--- Your goal ---
Extract every line that contains the word "esquerda".

··········

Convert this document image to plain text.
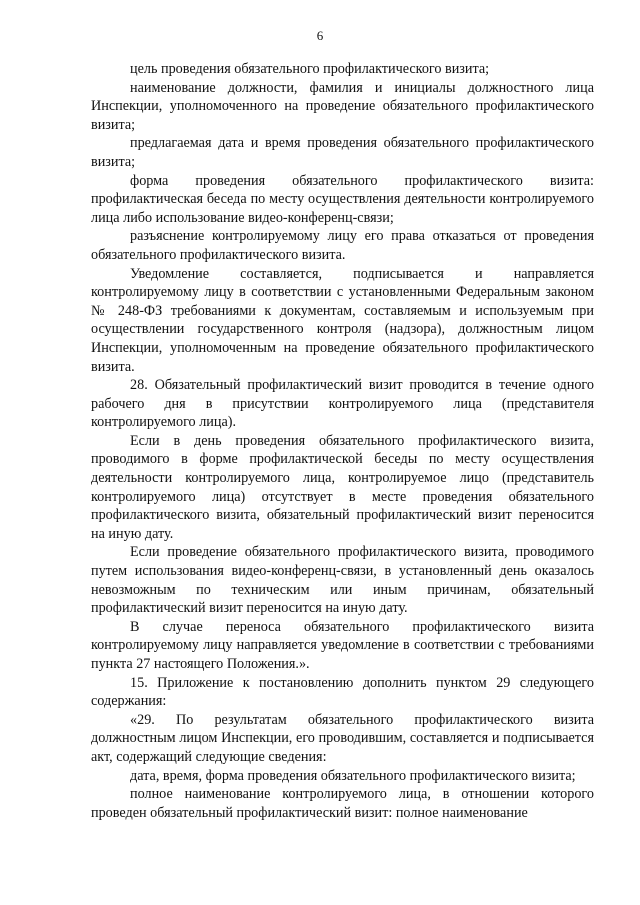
6

цель проведения обязательного профилактического визита;

наименование должности, фамилия и инициалы должностного лица Инспекции, уполномоченного на проведение обязательного профилактического визита;

предлагаемая дата и время проведения обязательного профилактического визита;

форма проведения обязательного профилактического визита: профилактическая беседа по месту осуществления деятельности контролируемого лица либо использование видео-конференц-связи;

разъяснение контролируемому лицу его права отказаться от проведения обязательного профилактического визита.

Уведомление составляется, подписывается и направляется контролируемому лицу в соответствии с установленными Федеральным законом № 248-ФЗ требованиями к документам, составляемым и используемым при осуществлении государственного контроля (надзора), должностным лицом Инспекции, уполномоченным на проведение обязательного профилактического визита.

28. Обязательный профилактический визит проводится в течение одного рабочего дня в присутствии контролируемого лица (представителя контролируемого лица).

Если в день проведения обязательного профилактического визита, проводимого в форме профилактической беседы по месту осуществления деятельности контролируемого лица, контролируемое лицо (представитель контролируемого лица) отсутствует в месте проведения обязательного профилактического визита, обязательный профилактический визит переносится на иную дату.

Если проведение обязательного профилактического визита, проводимого путем использования видео-конференц-связи, в установленный день оказалось невозможным по техническим или иным причинам, обязательный профилактический визит переносится на иную дату.

В случае переноса обязательного профилактического визита контролируемому лицу направляется уведомление в соответствии с требованиями пункта 27 настоящего Положения.».

15. Приложение к постановлению дополнить пунктом 29 следующего содержания:

«29. По результатам обязательного профилактического визита должностным лицом Инспекции, его проводившим, составляется и подписывается акт, содержащий следующие сведения:

дата, время, форма проведения обязательного профилактического визита;

полное наименование контролируемого лица, в отношении которого проведен обязательный профилактический визит: полное наименование
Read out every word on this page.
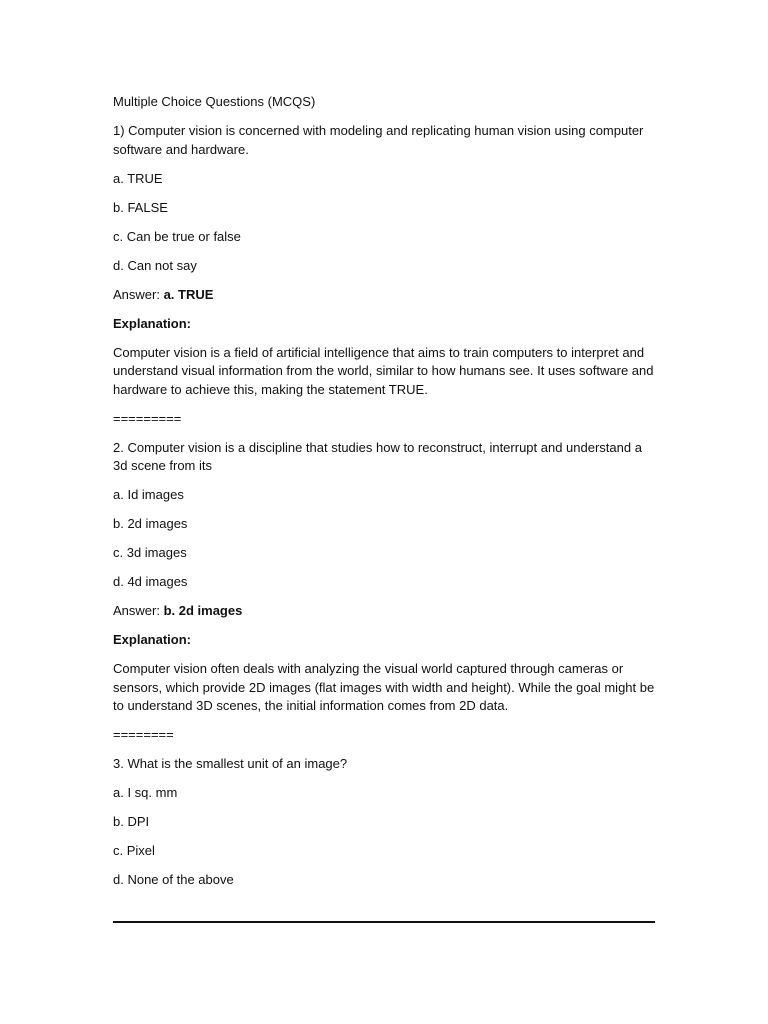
Multiple Choice Questions (MCQS)

1) Computer vision is concerned with modeling and replicating human vision using computer software and hardware.

a. TRUE

b. FALSE

c. Can be true or false

d. Can not say

Answer: a. TRUE

Explanation:

Computer vision is a field of artificial intelligence that aims to train computers to interpret and understand visual information from the world, similar to how humans see. It uses software and hardware to achieve this, making the statement TRUE.

=========

2. Computer vision is a discipline that studies how to reconstruct, interrupt and understand a 3d scene from its

a. Id images

b. 2d images

c. 3d images

d. 4d images

Answer: b. 2d images

Explanation:

Computer vision often deals with analyzing the visual world captured through cameras or sensors, which provide 2D images (flat images with width and height). While the goal might be to understand 3D scenes, the initial information comes from 2D data.

========

3. What is the smallest unit of an image?

a. I sq. mm

b. DPI

c. Pixel

d. None of the above
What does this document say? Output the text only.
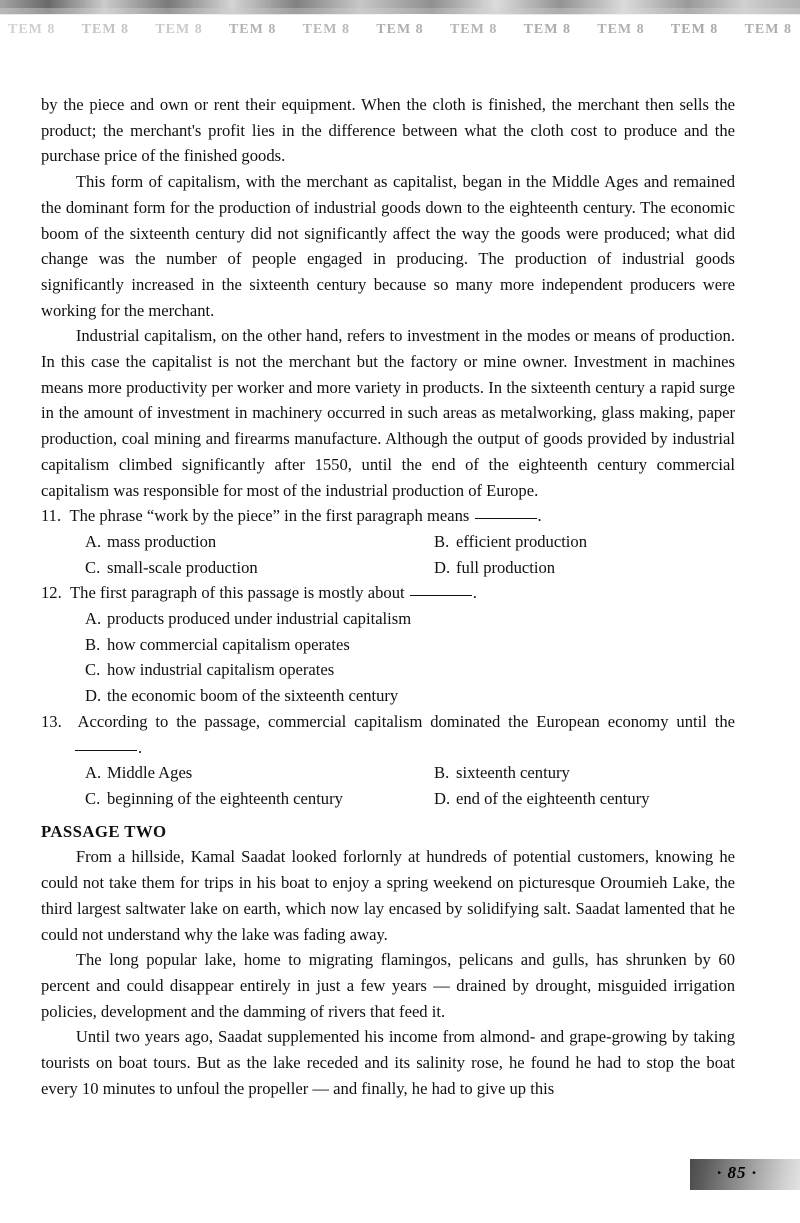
TEM 8 TEM 8 TEM 8 TEM 8 TEM 8 TEM 8 TEM 8 TEM 8 TEM 8 TEM 8 TEM 8

by the piece and own or rent their equipment. When the cloth is finished, the merchant then sells the product; the merchant's profit lies in the difference between what the cloth cost to produce and the purchase price of the finished goods.

This form of capitalism, with the merchant as capitalist, began in the Middle Ages and remained the dominant form for the production of industrial goods down to the eighteenth century. The economic boom of the sixteenth century did not significantly affect the way the goods were produced; what did change was the number of people engaged in producing. The production of industrial goods significantly increased in the sixteenth century because so many more independent producers were working for the merchant.

Industrial capitalism, on the other hand, refers to investment in the modes or means of production. In this case the capitalist is not the merchant but the factory or mine owner. Investment in machines means more productivity per worker and more variety in products. In the sixteenth century a rapid surge in the amount of investment in machinery occurred in such areas as metalworking, glass making, paper production, coal mining and firearms manufacture. Although the output of goods provided by industrial capitalism climbed significantly after 1550, until the end of the eighteenth century commercial capitalism was responsible for most of the industrial production of Europe.

11. The phrase “work by the piece” in the first paragraph means	.
A. mass production	B. efficient production
C. small-scale production	D. full production
12. The first paragraph of this passage is mostly about	.
A. products produced under industrial capitalism
B. how commercial capitalism operates
C. how industrial capitalism operates
D. the economic boom of the sixteenth century
13. According to the passage, commercial capitalism dominated the European economy until the .
A. Middle Ages	B. sixteenth century
C. beginning of the eighteenth century	D. end of the eighteenth century
PASSAGE TWO

From a hillside, Kamal Saadat looked forlornly at hundreds of potential customers, knowing he could not take them for trips in his boat to enjoy a spring weekend on picturesque Oroumieh Lake, the third largest saltwater lake on earth, which now lay encased by solidifying salt. Saadat lamented that he could not understand why the lake was fading away.

The long popular lake, home to migrating flamingos, pelicans and gulls, has shrunken by 60 percent and could disappear entirely in just a few years — drained by drought, misguided irrigation policies, development and the damming of rivers that feed it.

Until two years ago, Saadat supplemented his income from almond- and grape-growing by taking tourists on boat tours. But as the lake receded and its salinity rose, he found he had to stop the boat every 10 minutes to unfoul the propeller — and finally, he had to give up this

· 85 ·
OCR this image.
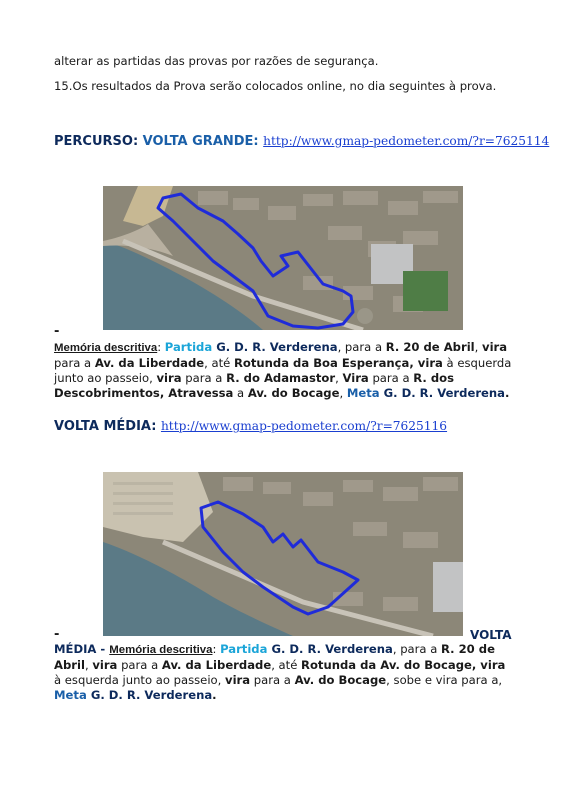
alterar as partidas das provas por razões de segurança.

15.Os resultados da Prova serão colocados online, no dia seguintes à prova.

PERCURSO: VOLTA GRANDE: http://www.gmap-pedometer.com/?r=7625114
-

Memória descritiva: Partida G. D. R. Verderena, para a R. 20 de Abril, vira para a Av. da Liberdade, até Rotunda da Boa Esperança, vira à esquerda junto ao passeio, vira para a R. do Adamastor, Vira para a R. dos Descobrimentos, Atravessa a Av. do Bocage, Meta G. D. R. Verderena.

VOLTA MÉDIA: http://www.gmap-pedometer.com/?r=7625116
-	VOLTA

MÉDIA - Memória descritiva: Partida G. D. R. Verderena, para a R. 20 de Abril, vira para a Av. da Liberdade, até Rotunda da Av. do Bocage, vira à esquerda junto ao passeio, vira para a Av. do Bocage, sobe e vira para a, Meta G. D. R. Verderena.
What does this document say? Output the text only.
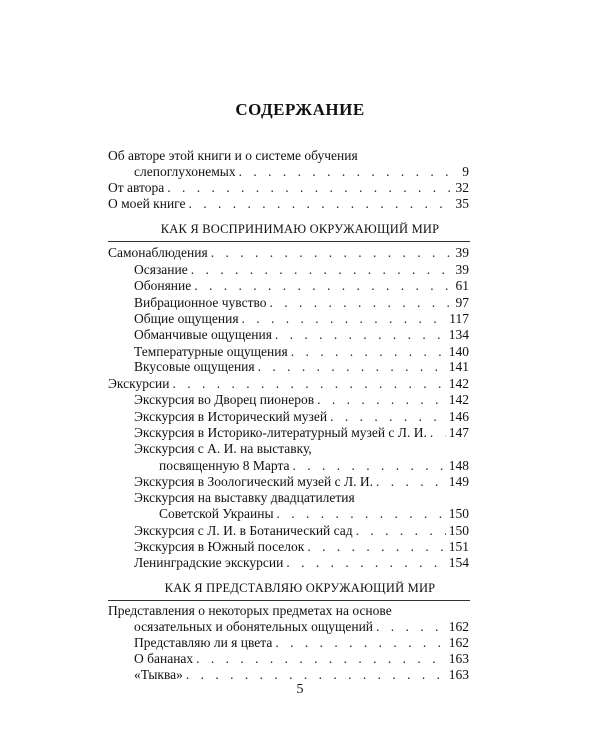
СОДЕРЖАНИЕ
Об авторе этой книги и о системе обучения
слепоглухонемых . . .	9
От автора . . .	32
О моей книге . . .	35
КАК Я ВОСПРИНИМАЮ ОКРУЖАЮЩИЙ МИР
Самонаблюдения . . .	39
Осязание . . .	39
Обоняние . . .	61
Вибрационное чувство . . .	97
Общие ощущения . . .	117
Обманчивые ощущения . . .	134
Температурные ощущения . . .	140
Вкусовые ощущения . . .	141
Экскурсии . . .	142
Экскурсия во Дворец пионеров . . .	142
Экскурсия в Исторический музей . . .	146
Экскурсия в Историко-литературный музей с Л. И. . . . 147
Экскурсия с А. И. на выставку,
посвященную 8 Марта . . .	148
Экскурсия в Зоологический музей с Л. И. . . .	149
Экскурсия на выставку двадцатилетия
Советской Украины . . .	150
Экскурсия с Л. И. в Ботанический сад . . .	150
Экскурсия в Южный поселок . . .	151
Ленинградские экскурсии . . .	154
КАК Я ПРЕДСТАВЛЯЮ ОКРУЖАЮЩИЙ МИР
Представления о некоторых предметах на основе
осязательных и обонятельных ощущений . . .	162
Представляю ли я цвета . . .	162
О бананах . . .	163
«Тыква» . . .	163
5
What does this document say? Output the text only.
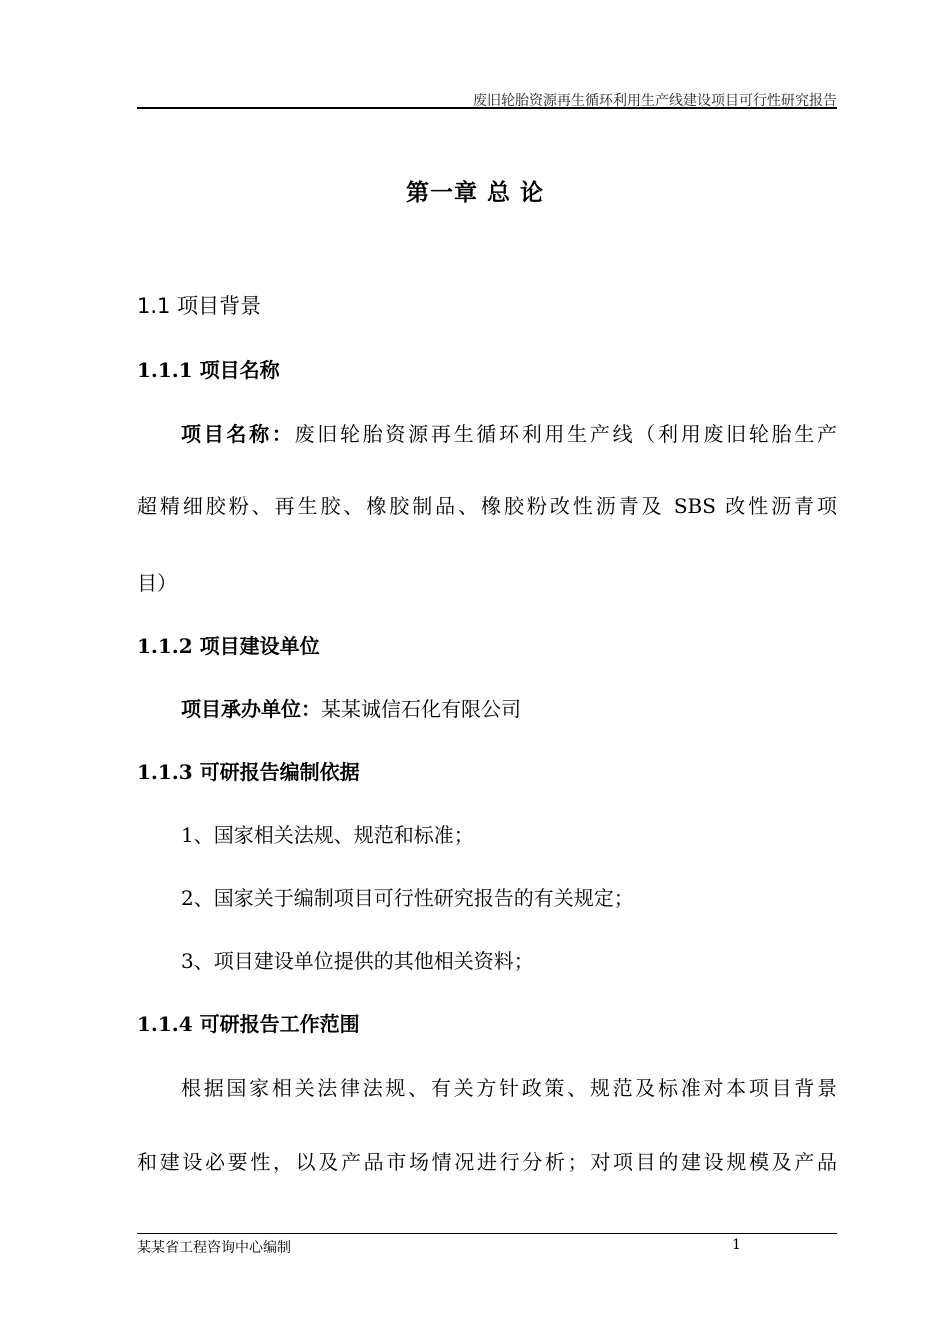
废旧轮胎资源再生循环利用生产线建设项目可行性研究报告
第一章 总 论
1.1 项目背景
1.1.1 项目名称
项目名称：废旧轮胎资源再生循环利用生产线（利用废旧轮胎生产
超精细胶粉、再生胶、橡胶制品、橡胶粉改性沥青及 SBS 改性沥青项
目）
1.1.2 项目建设单位
项目承办单位：某某诚信石化有限公司
1.1.3 可研报告编制依据
1、国家相关法规、规范和标准；
2、国家关于编制项目可行性研究报告的有关规定；
3、项目建设单位提供的其他相关资料；
1.1.4 可研报告工作范围
根据国家相关法律法规、有关方针政策、规范及标准对本项目背景
和建设必要性，以及产品市场情况进行分析；对项目的建设规模及产品
某某省工程咨询中心编制	1
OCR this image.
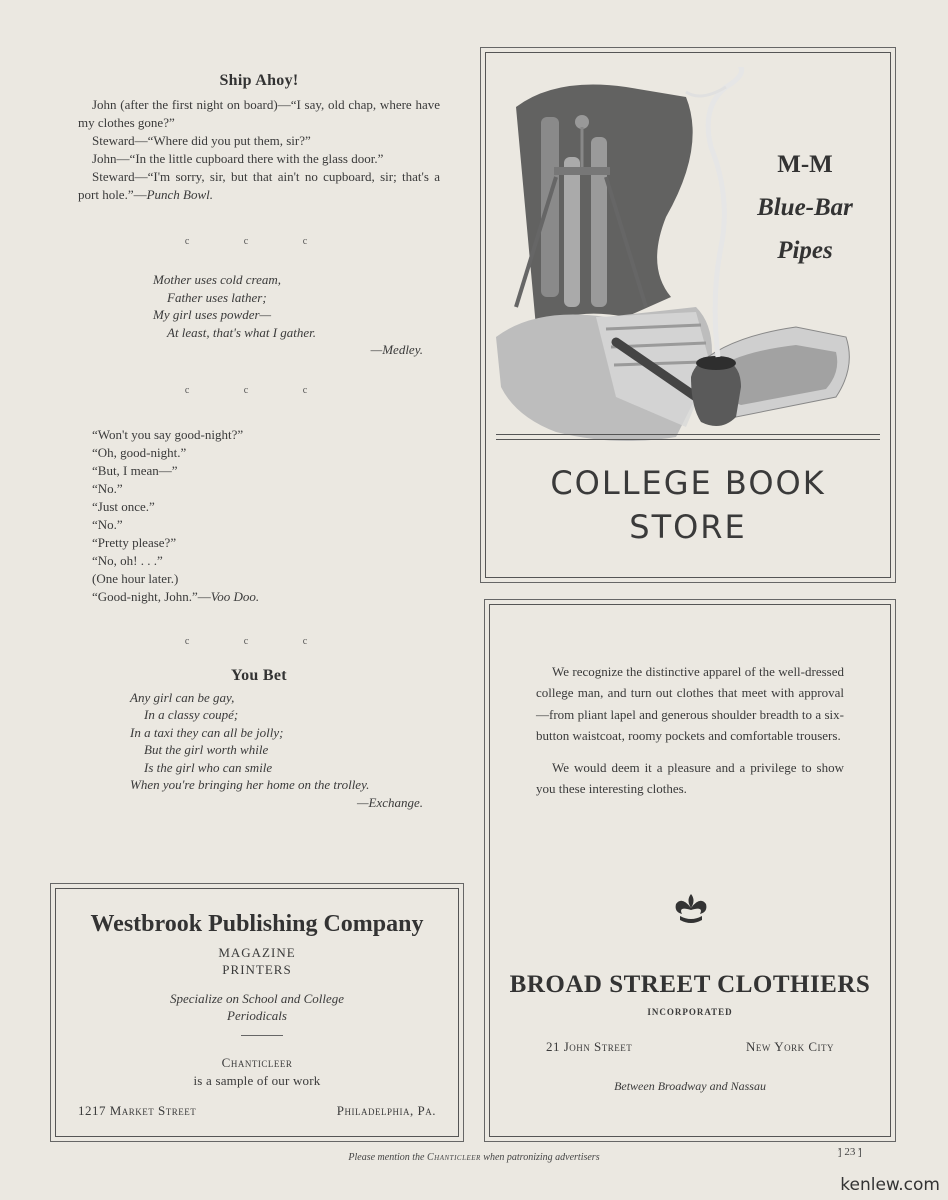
Ship Ahoy!

John (after the first night on board)—“I say, old chap, where have my clothes gone?”

Steward—“Where did you put them, sir?”

John—“In the little cupboard there with the glass door.”

Steward—“I'm sorry, sir, but that ain't no cupboard, sir; that's a port hole.”—Punch Bowl.

c c c
Mother uses cold cream,
Father uses lather;
My girl uses powder—
At least, that's what I gather.
—Medley.
c c c
“Won't you say good-night?”
“Oh, good-night.”
“But, I mean—”
“No.”
“Just once.”
“No.”
“Pretty please?”
“No, oh! . . .”
(One hour later.)
“Good-night, John.”—Voo Doo.
c c c
You Bet
Any girl can be gay,
In a classy coupé;
In a taxi they can all be jolly;
But the girl worth while
Is the girl who can smile
When you're bringing her home on the trolley.
—Exchange.
Westbrook Publishing Company
MAGAZINE
PRINTERS
Specialize on School and College
Periodicals
Chanticleer
is a sample of our work
1217 Market Street	Philadelphia, Pa.
M-M
Blue-Bar
Pipes
COLLEGE BOOK
STORE

We recognize the distinctive apparel of the well-dressed college man, and turn out clothes that meet with approval—from pliant lapel and generous shoulder breadth to a six-button waistcoat, roomy pockets and comfortable trousers.

We would deem it a pleasure and a privilege to show you these interesting clothes.

BROAD STREET CLOTHIERS
INCORPORATED
21 John Street	New York City
Between Broadway and Nassau
Please mention the Chanticleer when patronizing advertisers	⦐ 23 ⦐
kenlew.com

··········

--- Complete output ---
Memória descritiva: Partida G. D. R. Verderena, para a R. 20 de Abril, vira para a Av. da Liberdade, até Rotunda da Boa Esperança, vira à esquerda junto ao passeio, vira para a R. do Adamastor, Vira para a R. dos Descobrimentos, Atravessa a Av. do Bocage, Meta G. D. R. Verderena.
MÉDIA - Memória descritiva: Partida G. D. R. Verderena, para a R. 20 de Abril, vira para a Av. da Liberdade, até Rotunda da Av. do Bocage, vira à esquerda junto ao passeio, vira para a Av. do Bocage, sobe e vira para a, Meta G. D. R. Verderena.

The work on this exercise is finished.